Provided data =
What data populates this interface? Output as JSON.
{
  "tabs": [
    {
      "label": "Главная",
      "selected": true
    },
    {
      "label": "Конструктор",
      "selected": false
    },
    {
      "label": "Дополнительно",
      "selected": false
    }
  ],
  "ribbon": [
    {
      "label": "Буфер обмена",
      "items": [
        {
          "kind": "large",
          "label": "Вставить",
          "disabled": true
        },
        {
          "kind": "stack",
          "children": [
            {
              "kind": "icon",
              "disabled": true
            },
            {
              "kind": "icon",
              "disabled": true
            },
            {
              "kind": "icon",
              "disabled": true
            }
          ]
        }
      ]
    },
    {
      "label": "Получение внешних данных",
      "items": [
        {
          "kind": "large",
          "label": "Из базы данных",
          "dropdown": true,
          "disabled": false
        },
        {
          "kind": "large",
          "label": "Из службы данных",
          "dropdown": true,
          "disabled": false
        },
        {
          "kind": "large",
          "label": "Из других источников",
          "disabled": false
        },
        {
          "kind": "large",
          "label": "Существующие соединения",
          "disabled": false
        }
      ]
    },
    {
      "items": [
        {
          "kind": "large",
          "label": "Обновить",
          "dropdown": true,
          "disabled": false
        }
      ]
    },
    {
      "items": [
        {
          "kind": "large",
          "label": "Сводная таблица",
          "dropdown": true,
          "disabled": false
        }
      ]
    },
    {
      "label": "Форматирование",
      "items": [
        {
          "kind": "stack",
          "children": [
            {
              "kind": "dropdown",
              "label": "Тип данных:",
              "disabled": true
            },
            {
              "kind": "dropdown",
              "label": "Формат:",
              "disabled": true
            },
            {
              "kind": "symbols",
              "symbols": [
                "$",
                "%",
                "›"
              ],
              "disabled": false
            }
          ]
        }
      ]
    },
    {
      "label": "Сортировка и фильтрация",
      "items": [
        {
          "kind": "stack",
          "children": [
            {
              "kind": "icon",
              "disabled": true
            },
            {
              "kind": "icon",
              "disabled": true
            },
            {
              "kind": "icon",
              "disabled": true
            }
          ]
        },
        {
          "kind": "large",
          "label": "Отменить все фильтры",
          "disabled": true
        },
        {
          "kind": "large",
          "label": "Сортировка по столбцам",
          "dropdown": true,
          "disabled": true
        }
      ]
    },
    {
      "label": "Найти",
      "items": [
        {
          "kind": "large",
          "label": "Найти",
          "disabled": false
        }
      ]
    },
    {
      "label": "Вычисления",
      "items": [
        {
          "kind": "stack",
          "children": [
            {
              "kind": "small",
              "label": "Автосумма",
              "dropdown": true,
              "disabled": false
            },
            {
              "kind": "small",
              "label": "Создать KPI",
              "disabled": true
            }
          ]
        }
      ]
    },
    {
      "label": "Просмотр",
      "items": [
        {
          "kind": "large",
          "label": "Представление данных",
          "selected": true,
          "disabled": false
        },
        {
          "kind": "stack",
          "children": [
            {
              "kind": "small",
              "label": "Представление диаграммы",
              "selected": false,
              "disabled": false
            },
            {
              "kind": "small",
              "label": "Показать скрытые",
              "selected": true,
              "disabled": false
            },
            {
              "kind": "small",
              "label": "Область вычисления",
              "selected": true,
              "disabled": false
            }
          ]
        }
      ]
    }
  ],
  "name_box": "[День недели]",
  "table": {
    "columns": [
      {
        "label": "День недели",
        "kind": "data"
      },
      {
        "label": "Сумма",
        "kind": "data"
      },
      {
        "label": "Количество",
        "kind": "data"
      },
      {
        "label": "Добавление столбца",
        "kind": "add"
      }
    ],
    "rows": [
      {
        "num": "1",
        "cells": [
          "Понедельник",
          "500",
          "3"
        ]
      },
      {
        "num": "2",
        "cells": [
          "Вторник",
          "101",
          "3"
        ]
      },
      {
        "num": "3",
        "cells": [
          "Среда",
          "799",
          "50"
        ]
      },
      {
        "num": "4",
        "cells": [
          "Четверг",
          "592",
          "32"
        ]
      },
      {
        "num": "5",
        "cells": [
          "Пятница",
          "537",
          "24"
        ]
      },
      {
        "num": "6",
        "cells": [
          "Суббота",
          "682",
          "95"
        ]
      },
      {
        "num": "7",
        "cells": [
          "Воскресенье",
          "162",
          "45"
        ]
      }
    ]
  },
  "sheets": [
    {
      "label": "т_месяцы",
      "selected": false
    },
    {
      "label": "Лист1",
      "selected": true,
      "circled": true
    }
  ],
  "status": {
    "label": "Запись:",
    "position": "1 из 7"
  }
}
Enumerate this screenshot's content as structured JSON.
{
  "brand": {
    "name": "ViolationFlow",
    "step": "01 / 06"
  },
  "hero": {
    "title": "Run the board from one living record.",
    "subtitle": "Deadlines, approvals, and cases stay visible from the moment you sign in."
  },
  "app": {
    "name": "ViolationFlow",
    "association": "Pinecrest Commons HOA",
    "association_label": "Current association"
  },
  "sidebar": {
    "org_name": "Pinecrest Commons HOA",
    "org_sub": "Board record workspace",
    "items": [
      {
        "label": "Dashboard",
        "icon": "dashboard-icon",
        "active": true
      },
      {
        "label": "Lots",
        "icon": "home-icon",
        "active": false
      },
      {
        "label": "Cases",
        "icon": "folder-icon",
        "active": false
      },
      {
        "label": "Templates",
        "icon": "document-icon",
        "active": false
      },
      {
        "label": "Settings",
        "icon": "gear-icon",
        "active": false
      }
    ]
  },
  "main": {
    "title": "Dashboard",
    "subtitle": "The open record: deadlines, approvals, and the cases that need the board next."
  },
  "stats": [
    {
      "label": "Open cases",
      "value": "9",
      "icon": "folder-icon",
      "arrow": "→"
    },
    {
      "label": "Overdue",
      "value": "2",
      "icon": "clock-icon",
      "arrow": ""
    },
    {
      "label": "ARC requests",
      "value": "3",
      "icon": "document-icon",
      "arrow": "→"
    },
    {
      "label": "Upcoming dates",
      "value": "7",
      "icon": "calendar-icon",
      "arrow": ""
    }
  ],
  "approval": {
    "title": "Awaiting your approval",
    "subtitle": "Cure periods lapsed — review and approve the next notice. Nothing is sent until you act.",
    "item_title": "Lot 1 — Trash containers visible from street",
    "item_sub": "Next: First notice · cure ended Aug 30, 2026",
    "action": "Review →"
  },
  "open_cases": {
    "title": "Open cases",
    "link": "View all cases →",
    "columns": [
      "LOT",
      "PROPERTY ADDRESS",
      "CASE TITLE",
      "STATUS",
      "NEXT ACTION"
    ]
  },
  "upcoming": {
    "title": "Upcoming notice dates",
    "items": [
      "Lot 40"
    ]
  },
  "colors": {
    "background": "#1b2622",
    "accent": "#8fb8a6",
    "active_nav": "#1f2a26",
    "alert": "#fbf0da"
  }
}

Directive = Search the listing for the string "record". Copy each line where it turns up.

Response to this task =
    "title": "Run the board from one living record.",
    "org_sub": "Board record workspace",
    "subtitle": "The open record: deadlines, approvals, and the cases that need the board next."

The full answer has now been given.